═══ INFORMATION SUPPLIED

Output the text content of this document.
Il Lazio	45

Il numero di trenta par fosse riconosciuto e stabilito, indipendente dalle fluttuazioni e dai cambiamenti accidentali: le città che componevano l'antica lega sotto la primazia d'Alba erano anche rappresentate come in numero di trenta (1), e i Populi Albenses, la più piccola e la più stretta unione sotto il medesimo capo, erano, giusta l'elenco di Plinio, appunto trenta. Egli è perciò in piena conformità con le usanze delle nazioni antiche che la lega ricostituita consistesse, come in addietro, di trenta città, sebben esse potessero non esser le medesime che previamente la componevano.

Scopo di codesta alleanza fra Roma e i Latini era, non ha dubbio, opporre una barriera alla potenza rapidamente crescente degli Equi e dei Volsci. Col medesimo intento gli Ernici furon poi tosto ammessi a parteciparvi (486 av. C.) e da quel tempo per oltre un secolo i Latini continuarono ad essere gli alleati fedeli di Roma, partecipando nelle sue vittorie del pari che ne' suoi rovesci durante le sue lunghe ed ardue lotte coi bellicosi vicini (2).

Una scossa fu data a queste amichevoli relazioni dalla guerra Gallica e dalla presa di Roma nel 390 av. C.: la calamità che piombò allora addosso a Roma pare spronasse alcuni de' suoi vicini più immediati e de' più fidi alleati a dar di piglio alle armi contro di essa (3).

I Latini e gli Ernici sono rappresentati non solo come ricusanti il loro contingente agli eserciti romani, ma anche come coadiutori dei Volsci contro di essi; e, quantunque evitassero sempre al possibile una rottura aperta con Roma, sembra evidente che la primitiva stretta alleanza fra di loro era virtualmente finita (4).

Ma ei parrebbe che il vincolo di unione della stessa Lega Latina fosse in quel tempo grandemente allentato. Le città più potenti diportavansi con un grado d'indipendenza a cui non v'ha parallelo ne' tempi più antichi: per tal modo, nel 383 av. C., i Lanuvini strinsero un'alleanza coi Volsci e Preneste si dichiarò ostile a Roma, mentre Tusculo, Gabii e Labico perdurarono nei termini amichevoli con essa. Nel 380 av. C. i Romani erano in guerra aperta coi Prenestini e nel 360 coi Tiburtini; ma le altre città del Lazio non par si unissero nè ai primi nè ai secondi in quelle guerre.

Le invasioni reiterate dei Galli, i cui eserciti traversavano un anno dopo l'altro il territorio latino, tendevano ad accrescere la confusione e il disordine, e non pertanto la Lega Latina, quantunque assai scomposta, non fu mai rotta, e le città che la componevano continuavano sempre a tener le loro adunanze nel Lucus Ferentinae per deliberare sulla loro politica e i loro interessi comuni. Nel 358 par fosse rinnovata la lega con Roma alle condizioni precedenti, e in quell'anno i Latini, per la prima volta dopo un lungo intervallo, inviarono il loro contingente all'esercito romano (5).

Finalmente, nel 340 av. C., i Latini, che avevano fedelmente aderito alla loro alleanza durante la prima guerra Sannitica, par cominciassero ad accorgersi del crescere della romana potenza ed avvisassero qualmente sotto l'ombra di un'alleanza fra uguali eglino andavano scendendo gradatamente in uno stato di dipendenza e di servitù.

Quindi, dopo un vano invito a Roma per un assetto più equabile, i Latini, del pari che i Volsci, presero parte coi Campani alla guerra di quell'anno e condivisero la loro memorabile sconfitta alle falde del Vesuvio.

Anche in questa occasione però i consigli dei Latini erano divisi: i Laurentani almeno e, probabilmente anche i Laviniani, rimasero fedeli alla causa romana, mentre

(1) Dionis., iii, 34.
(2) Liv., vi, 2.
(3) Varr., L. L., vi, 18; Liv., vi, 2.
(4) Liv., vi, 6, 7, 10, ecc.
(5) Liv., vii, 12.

══════

Looking at the records above, work out how many lines include the word "alleanza", then give that number by itself.

### SOLUTION FOR THIS PROBLEM
4